— PASSAGE PROVIDED —
The Set (film)
|Directed by||Frank Brittain|
|Produced by||Frank Brittain|
|Written by||Diane Brittain
Kenneth Johnson (special material)
|Based on||a story by Roger Ward|
|Music by||Sven Libaek|
|Edited by||Bob Ritchie|
Mawson Continental Pictures
|Distributed by||David Hannay Productions|
|Running time||102 minutes|
The Set is a 1970 Australian drama film directed by Frank Brittain. The film depicts homosexuality within Australia, and was the first feature film in Australia to have homosexuality as a main theme.
Paul Lawrence is a working class man who dates Cara, sells shirts at a Sydney department store, and dreams of attending art school. Cara leaves for London and Paul becomes the protege of designer Marie Rosefield. Through this he enters the "set", the world of Sydney art society.
Rosefield is friends with Mark Broniski, an artist who commissions Paul to design a set for British stage director John L Fredericks. Paul is helped by art student Tony Brown, who is dating Paul's cousin, Kim Sylvester. Paul and Tony begin a homosexual affair. Kim's mother Peggy has an affair with Boronoski.
Paul and Tony break up and Paul attempts suicide. He is reunited with Cara.
- Sean McEuan ... Paul Lawrence
- Rod Mullinar ... Tony Brown
- Hazel Phillips ... Peggy Sylvester
- Dennis Doonan ... Mark Bronoski
- Amber Rodgers ... Cara
- Brenda Senders ... Marie Rosefield
- Ann Aczel ... Leigh Radford
- Michael Charnley as John L Fredericks
- Bronwyn Barber as Kim Sylvester
- Elsa Jacoby as Baroness Baronski
- Tracy Lee as Theo
- Les Berryman
- Murel Hopkins
- Hugh Sawkins
- Ken Johnson
The script was based on an unpublished novel written by Australian actor Roger Ward in 1960, based on diaries he had kept since 1954 reflecting on sexual mores in Australia. He showed it to Ed Devereaux who suggested Ward take it to American producer Frank Brittain, who had just made Journey Out of Darkness (1967) and wanted to direct. Brittain asked Ward rewrite the material and emphasise the homosexual content. According to Ward, the script was rewritten by Brittain's 24 year old third wife as well as novelist Elizabeth Kata.

— TASKS TO COMPLETE —
(a) Render the following sentence from the passage about the film The Set into French: "Cara leaves for London and Paul becomes the protege of designer Marie Rosefield."
(b) From the records, reproduce the lines between the one holding "Decompose this screenshot" and the one holding "y-tick-label: 400 [39, 585, 82, 615]", inclusive, with every occurrence of "y-tick-label" replaced by "y-axis-tick" and all else left unchanged.

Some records
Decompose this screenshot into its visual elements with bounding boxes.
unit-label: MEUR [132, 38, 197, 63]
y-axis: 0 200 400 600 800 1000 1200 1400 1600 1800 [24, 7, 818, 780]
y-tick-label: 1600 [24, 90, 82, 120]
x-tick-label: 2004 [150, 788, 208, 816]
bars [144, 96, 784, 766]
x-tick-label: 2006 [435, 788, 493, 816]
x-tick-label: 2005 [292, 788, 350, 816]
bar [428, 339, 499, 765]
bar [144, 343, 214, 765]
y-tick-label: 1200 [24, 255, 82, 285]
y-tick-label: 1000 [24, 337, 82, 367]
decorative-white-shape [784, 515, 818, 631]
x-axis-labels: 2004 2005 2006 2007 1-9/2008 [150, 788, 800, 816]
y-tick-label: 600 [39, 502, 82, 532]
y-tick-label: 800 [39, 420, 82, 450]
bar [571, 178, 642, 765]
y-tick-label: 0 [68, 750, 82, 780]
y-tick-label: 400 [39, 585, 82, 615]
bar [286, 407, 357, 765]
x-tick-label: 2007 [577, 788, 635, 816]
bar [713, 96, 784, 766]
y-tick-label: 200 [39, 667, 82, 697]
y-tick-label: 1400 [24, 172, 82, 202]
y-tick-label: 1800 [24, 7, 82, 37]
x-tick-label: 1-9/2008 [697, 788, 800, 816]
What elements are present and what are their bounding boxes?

* * *

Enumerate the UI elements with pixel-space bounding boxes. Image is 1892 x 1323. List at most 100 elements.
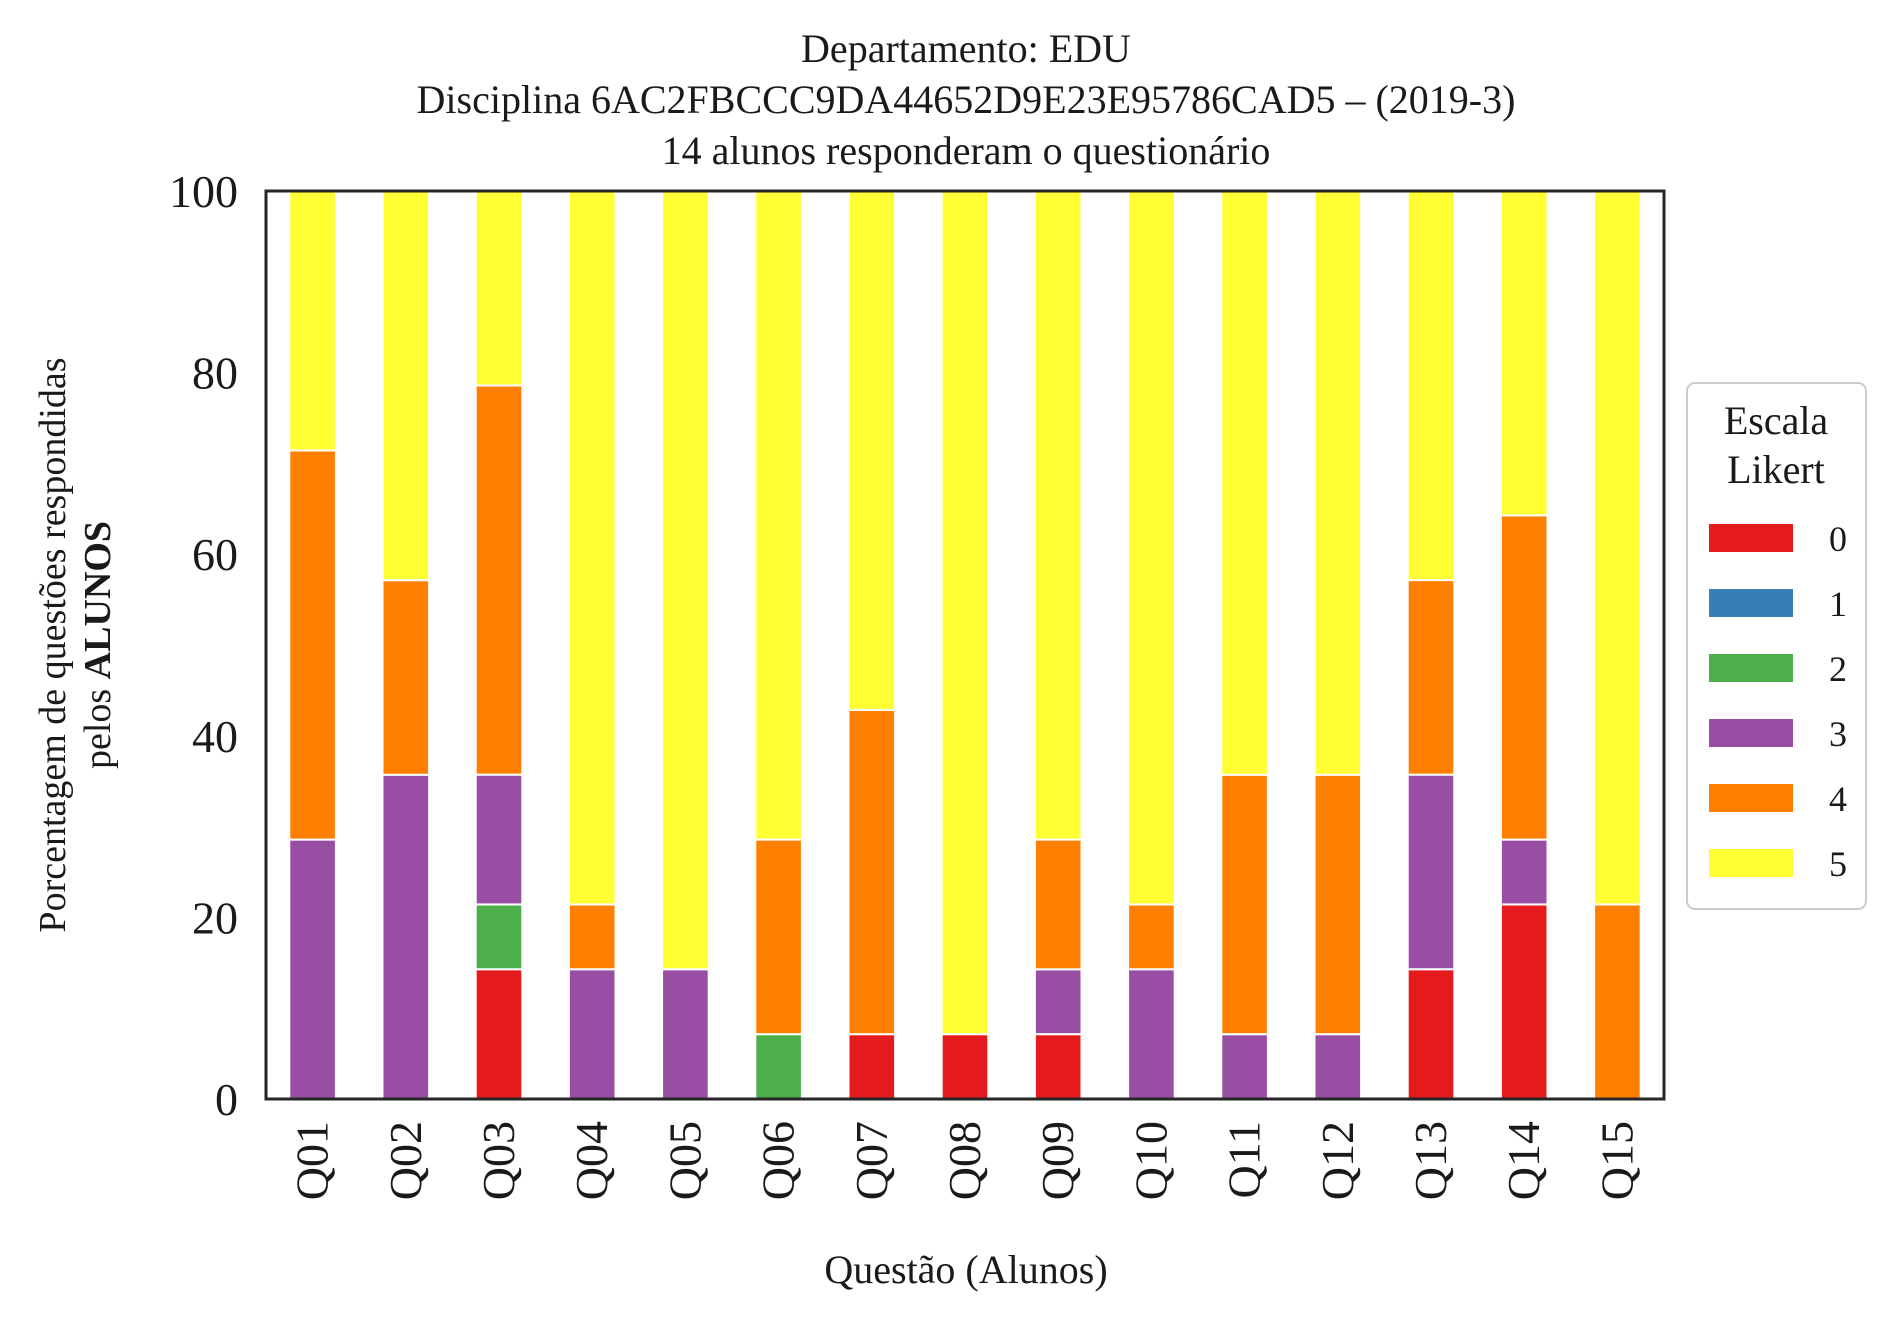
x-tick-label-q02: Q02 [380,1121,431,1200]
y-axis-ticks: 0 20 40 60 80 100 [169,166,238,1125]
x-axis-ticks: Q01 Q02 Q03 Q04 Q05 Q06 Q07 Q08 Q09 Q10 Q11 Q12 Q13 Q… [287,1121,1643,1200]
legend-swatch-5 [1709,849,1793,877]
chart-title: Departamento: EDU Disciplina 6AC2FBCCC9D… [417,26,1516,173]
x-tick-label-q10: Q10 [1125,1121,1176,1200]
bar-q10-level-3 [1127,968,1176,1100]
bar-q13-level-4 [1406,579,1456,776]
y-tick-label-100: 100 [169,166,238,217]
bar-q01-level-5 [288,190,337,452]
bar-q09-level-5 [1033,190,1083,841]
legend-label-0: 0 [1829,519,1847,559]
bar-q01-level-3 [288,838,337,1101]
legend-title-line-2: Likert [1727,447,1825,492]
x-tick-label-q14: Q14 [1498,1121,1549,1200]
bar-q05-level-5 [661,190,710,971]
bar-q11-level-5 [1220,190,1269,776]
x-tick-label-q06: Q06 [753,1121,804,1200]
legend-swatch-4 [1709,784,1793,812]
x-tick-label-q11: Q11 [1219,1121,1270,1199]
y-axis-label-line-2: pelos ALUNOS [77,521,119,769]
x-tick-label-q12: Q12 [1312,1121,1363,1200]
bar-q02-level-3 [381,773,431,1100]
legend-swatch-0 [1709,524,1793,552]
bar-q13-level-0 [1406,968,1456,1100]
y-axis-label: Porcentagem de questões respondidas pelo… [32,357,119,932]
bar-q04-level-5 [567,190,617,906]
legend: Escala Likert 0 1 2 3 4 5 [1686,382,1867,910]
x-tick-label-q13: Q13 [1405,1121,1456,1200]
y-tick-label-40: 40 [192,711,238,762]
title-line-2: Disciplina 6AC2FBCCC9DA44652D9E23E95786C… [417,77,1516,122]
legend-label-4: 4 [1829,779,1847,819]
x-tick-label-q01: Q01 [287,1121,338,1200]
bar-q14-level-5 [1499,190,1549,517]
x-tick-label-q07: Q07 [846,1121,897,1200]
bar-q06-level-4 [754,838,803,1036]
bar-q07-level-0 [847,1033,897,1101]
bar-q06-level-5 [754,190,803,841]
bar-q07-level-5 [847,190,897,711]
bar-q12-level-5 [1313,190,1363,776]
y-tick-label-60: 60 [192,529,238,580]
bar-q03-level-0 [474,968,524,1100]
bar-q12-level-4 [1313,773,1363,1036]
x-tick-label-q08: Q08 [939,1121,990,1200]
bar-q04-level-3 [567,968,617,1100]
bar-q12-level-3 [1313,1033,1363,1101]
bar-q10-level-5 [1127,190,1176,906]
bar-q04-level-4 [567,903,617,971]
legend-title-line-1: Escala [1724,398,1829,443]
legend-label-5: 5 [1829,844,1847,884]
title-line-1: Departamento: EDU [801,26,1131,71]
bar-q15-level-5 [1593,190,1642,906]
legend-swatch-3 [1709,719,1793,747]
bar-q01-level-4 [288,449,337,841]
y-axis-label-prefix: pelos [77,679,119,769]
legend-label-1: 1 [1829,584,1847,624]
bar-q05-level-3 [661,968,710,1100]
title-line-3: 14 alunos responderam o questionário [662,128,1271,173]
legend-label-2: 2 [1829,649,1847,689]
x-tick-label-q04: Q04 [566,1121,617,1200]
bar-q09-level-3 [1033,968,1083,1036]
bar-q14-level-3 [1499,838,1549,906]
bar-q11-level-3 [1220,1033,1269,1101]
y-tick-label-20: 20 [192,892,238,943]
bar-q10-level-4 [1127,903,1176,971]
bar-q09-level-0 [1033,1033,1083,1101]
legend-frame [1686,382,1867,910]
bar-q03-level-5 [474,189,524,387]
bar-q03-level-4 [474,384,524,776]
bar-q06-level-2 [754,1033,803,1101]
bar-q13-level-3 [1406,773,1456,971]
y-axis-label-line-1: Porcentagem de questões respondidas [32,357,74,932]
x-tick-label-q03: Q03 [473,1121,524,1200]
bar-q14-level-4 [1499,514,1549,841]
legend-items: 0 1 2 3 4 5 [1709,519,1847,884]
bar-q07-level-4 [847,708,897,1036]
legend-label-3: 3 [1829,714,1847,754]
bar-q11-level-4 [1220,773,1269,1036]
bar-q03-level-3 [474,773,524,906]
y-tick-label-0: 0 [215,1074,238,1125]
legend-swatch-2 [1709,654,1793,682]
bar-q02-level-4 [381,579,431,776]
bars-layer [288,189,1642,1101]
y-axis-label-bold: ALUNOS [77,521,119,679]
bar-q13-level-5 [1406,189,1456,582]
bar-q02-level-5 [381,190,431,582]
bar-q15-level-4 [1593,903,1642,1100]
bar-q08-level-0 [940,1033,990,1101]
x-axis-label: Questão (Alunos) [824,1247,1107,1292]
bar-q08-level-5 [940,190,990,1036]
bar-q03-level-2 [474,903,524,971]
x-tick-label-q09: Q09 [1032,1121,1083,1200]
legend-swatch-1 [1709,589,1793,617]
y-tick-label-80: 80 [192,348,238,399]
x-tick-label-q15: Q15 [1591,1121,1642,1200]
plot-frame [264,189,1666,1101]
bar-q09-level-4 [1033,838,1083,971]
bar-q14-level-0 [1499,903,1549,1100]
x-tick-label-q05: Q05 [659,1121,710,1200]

— TASK-BY-TASK RESULTS —
(a) Cara part pour Londres et Paul devient le protégé de la créatrice Marie Rosefield.

(b)
Decompose this screenshot into its visual elements with bounding boxes.
unit-label: MEUR [132, 38, 197, 63]
y-axis: 0 200 400 600 800 1000 1200 1400 1600 1800 [24, 7, 818, 780]
y-axis-tick: 1600 [24, 90, 82, 120]
x-tick-label: 2004 [150, 788, 208, 816]
bars [144, 96, 784, 766]
x-tick-label: 2006 [435, 788, 493, 816]
x-tick-label: 2005 [292, 788, 350, 816]
bar [428, 339, 499, 765]
bar [144, 343, 214, 765]
y-axis-tick: 1200 [24, 255, 82, 285]
y-axis-tick: 1000 [24, 337, 82, 367]
decorative-white-shape [784, 515, 818, 631]
x-axis-labels: 2004 2005 2006 2007 1-9/2008 [150, 788, 800, 816]
y-axis-tick: 600 [39, 502, 82, 532]
y-axis-tick: 800 [39, 420, 82, 450]
bar [571, 178, 642, 765]
y-axis-tick: 0 [68, 750, 82, 780]
y-axis-tick: 400 [39, 585, 82, 615]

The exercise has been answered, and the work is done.